WHAT TO WORK ON:
Find every line in the records below that holds the word "title", and copy it out.

GIVEN RECORDS:
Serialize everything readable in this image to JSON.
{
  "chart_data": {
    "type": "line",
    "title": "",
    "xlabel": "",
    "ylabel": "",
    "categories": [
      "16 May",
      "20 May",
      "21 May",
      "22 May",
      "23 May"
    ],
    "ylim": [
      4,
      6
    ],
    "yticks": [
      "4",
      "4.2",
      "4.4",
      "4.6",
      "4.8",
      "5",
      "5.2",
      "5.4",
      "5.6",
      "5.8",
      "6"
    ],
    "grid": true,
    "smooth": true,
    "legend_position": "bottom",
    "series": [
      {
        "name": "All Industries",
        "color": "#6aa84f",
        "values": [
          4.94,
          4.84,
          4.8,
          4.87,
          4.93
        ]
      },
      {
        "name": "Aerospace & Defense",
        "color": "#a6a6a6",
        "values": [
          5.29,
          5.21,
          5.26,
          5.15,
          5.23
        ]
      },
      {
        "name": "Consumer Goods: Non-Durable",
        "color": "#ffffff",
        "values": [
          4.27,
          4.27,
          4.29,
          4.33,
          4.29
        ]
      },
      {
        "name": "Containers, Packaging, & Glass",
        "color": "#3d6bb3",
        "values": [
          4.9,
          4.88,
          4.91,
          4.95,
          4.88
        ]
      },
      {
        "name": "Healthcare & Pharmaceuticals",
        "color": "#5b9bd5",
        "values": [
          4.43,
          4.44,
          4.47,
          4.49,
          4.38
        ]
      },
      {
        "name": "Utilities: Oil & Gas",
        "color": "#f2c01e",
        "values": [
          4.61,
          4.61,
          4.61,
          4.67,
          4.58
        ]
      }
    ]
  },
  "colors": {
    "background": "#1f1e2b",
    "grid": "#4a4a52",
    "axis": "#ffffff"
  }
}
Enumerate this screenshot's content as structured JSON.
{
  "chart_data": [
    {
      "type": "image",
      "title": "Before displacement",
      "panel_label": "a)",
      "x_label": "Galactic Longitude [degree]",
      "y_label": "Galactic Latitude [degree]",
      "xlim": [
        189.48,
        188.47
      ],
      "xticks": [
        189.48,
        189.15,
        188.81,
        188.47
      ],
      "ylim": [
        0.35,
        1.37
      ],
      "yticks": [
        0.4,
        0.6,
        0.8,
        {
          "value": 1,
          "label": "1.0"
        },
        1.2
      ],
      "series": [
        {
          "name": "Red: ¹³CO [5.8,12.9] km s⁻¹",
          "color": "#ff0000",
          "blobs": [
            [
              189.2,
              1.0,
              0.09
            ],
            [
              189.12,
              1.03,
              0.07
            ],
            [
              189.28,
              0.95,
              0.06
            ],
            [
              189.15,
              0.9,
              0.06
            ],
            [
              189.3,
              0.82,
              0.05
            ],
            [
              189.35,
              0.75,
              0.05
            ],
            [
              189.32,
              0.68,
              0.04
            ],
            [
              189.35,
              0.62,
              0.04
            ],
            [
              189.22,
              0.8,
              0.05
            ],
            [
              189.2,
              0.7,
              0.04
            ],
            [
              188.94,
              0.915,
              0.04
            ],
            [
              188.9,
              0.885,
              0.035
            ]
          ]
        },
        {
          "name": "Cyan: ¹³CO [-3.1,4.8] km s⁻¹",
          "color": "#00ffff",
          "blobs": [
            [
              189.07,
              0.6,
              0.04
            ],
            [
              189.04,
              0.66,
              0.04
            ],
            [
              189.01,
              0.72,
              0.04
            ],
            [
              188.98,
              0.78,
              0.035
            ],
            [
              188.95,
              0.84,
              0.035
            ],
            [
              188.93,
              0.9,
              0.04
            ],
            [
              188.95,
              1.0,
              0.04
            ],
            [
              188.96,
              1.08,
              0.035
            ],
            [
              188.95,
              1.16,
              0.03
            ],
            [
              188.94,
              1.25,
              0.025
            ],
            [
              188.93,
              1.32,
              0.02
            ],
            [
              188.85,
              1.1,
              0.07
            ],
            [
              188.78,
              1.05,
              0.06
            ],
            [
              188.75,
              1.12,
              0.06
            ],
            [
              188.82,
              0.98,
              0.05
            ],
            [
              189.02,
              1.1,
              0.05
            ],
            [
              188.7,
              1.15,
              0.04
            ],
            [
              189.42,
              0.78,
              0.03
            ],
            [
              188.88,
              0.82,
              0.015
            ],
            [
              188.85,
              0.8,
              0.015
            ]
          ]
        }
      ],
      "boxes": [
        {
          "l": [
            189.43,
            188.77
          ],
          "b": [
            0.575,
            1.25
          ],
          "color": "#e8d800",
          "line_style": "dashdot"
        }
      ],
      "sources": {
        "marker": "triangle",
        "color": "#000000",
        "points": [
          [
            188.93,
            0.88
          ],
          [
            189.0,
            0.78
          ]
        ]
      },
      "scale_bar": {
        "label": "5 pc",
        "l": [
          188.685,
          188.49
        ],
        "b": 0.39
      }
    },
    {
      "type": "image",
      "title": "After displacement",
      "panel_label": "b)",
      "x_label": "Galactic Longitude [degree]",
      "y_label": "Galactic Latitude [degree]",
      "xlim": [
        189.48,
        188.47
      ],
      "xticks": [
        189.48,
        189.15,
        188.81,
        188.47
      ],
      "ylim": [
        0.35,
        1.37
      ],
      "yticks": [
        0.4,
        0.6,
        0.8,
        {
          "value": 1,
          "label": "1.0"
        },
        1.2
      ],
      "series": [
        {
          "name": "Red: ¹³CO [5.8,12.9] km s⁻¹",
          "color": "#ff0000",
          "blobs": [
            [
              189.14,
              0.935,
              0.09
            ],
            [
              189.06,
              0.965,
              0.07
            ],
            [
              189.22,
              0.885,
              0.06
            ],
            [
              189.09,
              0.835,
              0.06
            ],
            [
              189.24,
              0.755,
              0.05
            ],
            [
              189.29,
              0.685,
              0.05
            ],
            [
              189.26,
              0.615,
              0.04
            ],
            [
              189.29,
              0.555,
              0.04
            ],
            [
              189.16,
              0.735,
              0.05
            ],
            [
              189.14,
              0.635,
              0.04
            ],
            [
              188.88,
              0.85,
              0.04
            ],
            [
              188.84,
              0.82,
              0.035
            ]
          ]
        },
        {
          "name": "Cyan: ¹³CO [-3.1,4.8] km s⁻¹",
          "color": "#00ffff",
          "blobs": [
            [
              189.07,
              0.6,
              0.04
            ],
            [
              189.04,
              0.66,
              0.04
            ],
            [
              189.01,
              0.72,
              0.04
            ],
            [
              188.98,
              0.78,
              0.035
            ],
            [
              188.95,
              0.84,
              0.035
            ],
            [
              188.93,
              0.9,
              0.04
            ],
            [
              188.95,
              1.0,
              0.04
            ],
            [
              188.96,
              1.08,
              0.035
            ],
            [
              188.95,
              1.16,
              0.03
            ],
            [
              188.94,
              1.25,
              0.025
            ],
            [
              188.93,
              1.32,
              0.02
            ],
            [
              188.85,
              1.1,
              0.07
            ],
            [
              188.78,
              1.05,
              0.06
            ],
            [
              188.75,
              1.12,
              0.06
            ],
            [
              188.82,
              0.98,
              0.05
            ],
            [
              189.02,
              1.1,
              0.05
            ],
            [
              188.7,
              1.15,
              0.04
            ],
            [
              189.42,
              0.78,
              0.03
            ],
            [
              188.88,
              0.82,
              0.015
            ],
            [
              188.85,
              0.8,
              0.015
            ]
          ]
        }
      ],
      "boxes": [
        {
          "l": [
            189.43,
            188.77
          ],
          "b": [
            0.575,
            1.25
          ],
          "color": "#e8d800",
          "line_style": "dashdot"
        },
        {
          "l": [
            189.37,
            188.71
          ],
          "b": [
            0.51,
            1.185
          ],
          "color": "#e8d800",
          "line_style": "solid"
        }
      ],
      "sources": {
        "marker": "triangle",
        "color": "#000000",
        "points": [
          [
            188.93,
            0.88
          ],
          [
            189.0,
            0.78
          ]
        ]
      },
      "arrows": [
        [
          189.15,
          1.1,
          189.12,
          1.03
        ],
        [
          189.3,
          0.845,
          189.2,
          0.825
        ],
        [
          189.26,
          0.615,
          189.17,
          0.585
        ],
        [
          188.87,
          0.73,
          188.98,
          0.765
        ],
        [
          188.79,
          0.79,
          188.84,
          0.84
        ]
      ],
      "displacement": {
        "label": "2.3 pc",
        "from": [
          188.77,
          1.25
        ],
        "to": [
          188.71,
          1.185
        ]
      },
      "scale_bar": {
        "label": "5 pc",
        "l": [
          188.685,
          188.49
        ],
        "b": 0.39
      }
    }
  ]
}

RESPONSE TO THE TASK:
    "title": "",
      "title": "Before displacement",
      "title": "After displacement",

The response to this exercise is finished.